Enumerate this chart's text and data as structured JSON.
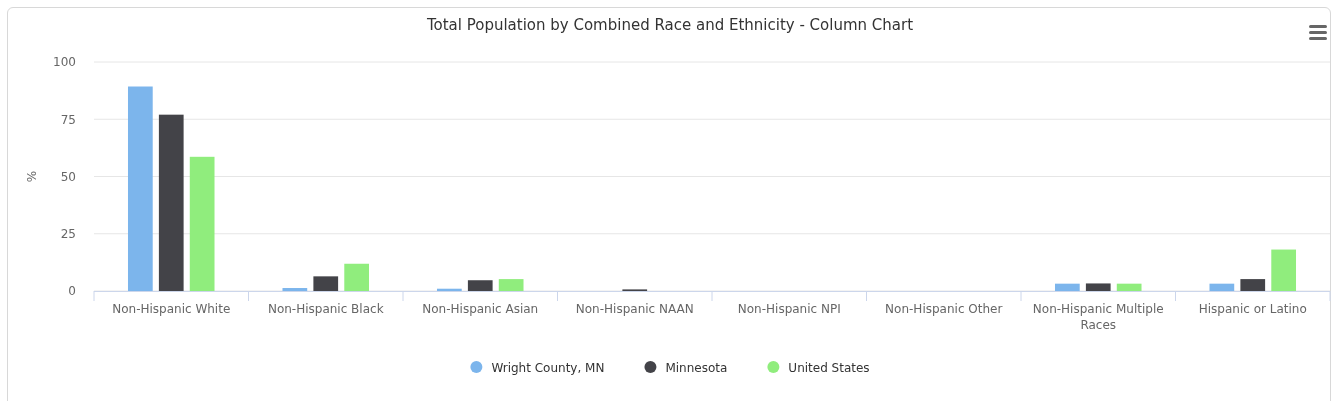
{
  "chart_data": {
    "type": "bar",
    "title": "Total Population by Combined Race and Ethnicity - Column Chart",
    "ylabel": "%",
    "categories": [
      "Non-Hispanic White",
      "Non-Hispanic Black",
      "Non-Hispanic Asian",
      "Non-Hispanic NAAN",
      "Non-Hispanic NPI",
      "Non-Hispanic Other",
      "Non-Hispanic Multiple Races",
      "Hispanic or Latino"
    ],
    "series": [
      {
        "name": "Wright County, MN",
        "color": "#7cb5ec",
        "values": [
          89.3,
          1.3,
          1.0,
          0,
          0,
          0,
          3.2,
          3.2
        ]
      },
      {
        "name": "Minnesota",
        "color": "#434348",
        "values": [
          77.0,
          6.4,
          4.7,
          0.7,
          0,
          0,
          3.3,
          5.2
        ]
      },
      {
        "name": "United States",
        "color": "#90ed7d",
        "values": [
          58.6,
          11.9,
          5.2,
          0,
          0,
          0,
          3.2,
          18.1
        ]
      }
    ],
    "ylim": [
      0,
      100
    ],
    "yticks": [
      0,
      25,
      50,
      75,
      100
    ],
    "grid": "y",
    "legend": "bottom"
  }
}
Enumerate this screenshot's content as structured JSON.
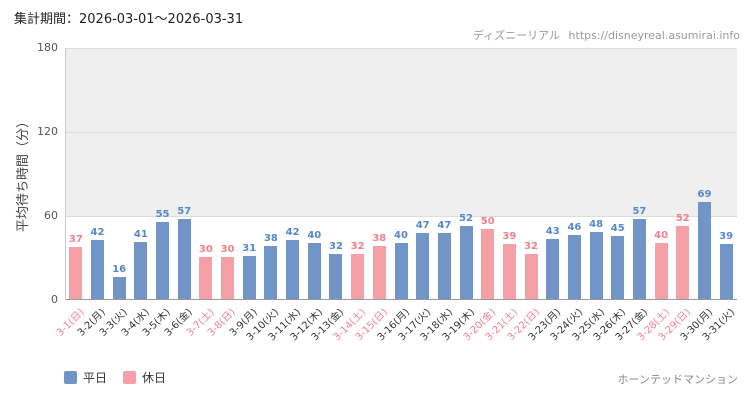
{
  "header": {
    "period": "集計期間：2026-03-01～2026-03-31",
    "brand": "ディズニーリアル",
    "url": "https://disneyreal.asumirai.info"
  },
  "chart_data": {
    "type": "bar",
    "title": "",
    "ylabel": "平均待ち時間（分）",
    "xlabel": "",
    "ylim": [
      0,
      180
    ],
    "yticks": [
      0,
      60,
      120,
      180
    ],
    "grid": true,
    "legend_position": "bottom-left",
    "categories": [
      "3-1(日)",
      "3-2(月)",
      "3-3(火)",
      "3-4(水)",
      "3-5(木)",
      "3-6(金)",
      "3-7(土)",
      "3-8(日)",
      "3-9(月)",
      "3-10(火)",
      "3-11(水)",
      "3-12(木)",
      "3-13(金)",
      "3-14(土)",
      "3-15(日)",
      "3-16(月)",
      "3-17(火)",
      "3-18(水)",
      "3-19(木)",
      "3-20(金)",
      "3-21(土)",
      "3-22(日)",
      "3-23(月)",
      "3-24(火)",
      "3-25(水)",
      "3-26(木)",
      "3-27(金)",
      "3-28(土)",
      "3-29(日)",
      "3-30(月)",
      "3-31(火)"
    ],
    "values": [
      37,
      42,
      16,
      41,
      55,
      57,
      30,
      30,
      31,
      38,
      42,
      40,
      32,
      32,
      38,
      40,
      47,
      47,
      52,
      50,
      39,
      32,
      43,
      46,
      48,
      45,
      57,
      40,
      52,
      69,
      39
    ],
    "day_types": [
      "holiday",
      "weekday",
      "weekday",
      "weekday",
      "weekday",
      "weekday",
      "holiday",
      "holiday",
      "weekday",
      "weekday",
      "weekday",
      "weekday",
      "weekday",
      "holiday",
      "holiday",
      "weekday",
      "weekday",
      "weekday",
      "weekday",
      "holiday",
      "holiday",
      "holiday",
      "weekday",
      "weekday",
      "weekday",
      "weekday",
      "weekday",
      "holiday",
      "holiday",
      "weekday",
      "weekday"
    ],
    "legend": [
      {
        "label": "平日",
        "type": "weekday"
      },
      {
        "label": "休日",
        "type": "holiday"
      }
    ],
    "colors": {
      "weekday_bar": "#7195c6",
      "holiday_bar": "#f5a0a6",
      "weekday_text": "#5588cc",
      "holiday_text": "#f0808e",
      "axis_text": "#444444",
      "grid_band": "#efefef",
      "gridline": "#dcdcdc"
    }
  },
  "footer": {
    "attraction": "ホーンテッドマンション"
  }
}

________________

• [WHAT IS ASKED]: Find all lines holding the string "Enumerate" and copy them.

• [ANSWER IN FULL]:
Enumerate this chart's text and data as structured JSON.
Enumerate this screenshot's content as structured JSON.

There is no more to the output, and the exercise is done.